> Written exercise
The entries below should be transcribed in their entirety, exactly as written.
#### Record extracts ####
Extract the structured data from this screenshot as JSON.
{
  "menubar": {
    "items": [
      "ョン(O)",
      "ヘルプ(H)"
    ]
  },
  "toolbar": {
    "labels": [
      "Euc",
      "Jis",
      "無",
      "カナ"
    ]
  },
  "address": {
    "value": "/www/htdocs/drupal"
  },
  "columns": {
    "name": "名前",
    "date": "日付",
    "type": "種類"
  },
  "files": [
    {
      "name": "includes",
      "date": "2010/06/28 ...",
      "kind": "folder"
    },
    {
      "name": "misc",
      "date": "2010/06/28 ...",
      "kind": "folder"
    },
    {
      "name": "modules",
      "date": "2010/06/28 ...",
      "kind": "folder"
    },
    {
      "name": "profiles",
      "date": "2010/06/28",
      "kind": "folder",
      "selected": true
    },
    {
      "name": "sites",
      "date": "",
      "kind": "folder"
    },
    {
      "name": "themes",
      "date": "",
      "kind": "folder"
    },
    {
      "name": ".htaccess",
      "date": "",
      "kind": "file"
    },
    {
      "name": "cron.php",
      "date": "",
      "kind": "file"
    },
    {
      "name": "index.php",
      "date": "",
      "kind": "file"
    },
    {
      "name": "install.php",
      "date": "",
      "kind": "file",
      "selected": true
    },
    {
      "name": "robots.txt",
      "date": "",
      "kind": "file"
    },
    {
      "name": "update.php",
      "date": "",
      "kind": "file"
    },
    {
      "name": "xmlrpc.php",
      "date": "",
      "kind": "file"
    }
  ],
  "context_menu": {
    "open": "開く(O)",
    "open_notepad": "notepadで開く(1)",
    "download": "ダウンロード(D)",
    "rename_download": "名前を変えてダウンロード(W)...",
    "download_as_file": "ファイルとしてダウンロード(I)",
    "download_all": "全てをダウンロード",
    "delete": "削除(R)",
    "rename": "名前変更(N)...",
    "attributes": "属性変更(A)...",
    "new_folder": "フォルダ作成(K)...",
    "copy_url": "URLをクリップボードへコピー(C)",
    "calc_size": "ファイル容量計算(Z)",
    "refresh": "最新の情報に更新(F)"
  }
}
####
> Expected answer
Extract the structured data from this screenshot as JSON.
{
  "menubar": {
    "items": [
      "ョン(O)",
      "ヘルプ(H)"
    ]
  },
  "toolbar": {
    "labels": [
      "Euc",
      "Jis",
      "無",
      "カナ"
    ]
  },
  "address": {
    "value": "/www/htdocs/drupal"
  },
  "columns": {
    "name": "名前",
    "date": "日付",
    "type": "種類"
  },
  "files": [
    {
      "name": "includes",
      "date": "2010/06/28 ...",
      "kind": "folder"
    },
    {
      "name": "misc",
      "date": "2010/06/28 ...",
      "kind": "folder"
    },
    {
      "name": "modules",
      "date": "2010/06/28 ...",
      "kind": "folder"
    },
    {
      "name": "profiles",
      "date": "2010/06/28",
      "kind": "folder",
      "selected": true
    },
    {
      "name": "sites",
      "date": "",
      "kind": "folder"
    },
    {
      "name": "themes",
      "date": "",
      "kind": "folder"
    },
    {
      "name": ".htaccess",
      "date": "",
      "kind": "file"
    },
    {
      "name": "cron.php",
      "date": "",
      "kind": "file"
    },
    {
      "name": "index.php",
      "date": "",
      "kind": "file"
    },
    {
      "name": "install.php",
      "date": "",
      "kind": "file",
      "selected": true
    },
    {
      "name": "robots.txt",
      "date": "",
      "kind": "file"
    },
    {
      "name": "update.php",
      "date": "",
      "kind": "file"
    },
    {
      "name": "xmlrpc.php",
      "date": "",
      "kind": "file"
    }
  ],
  "context_menu": {
    "open": "開く(O)",
    "open_notepad": "notepadで開く(1)",
    "download": "ダウンロード(D)",
    "rename_download": "名前を変えてダウンロード(W)...",
    "download_as_file": "ファイルとしてダウンロード(I)",
    "download_all": "全てをダウンロード",
    "delete": "削除(R)",
    "rename": "名前変更(N)...",
    "attributes": "属性変更(A)...",
    "new_folder": "フォルダ作成(K)...",
    "copy_url": "URLをクリップボードへコピー(C)",
    "calc_size": "ファイル容量計算(Z)",
    "refresh": "最新の情報に更新(F)"
  }
}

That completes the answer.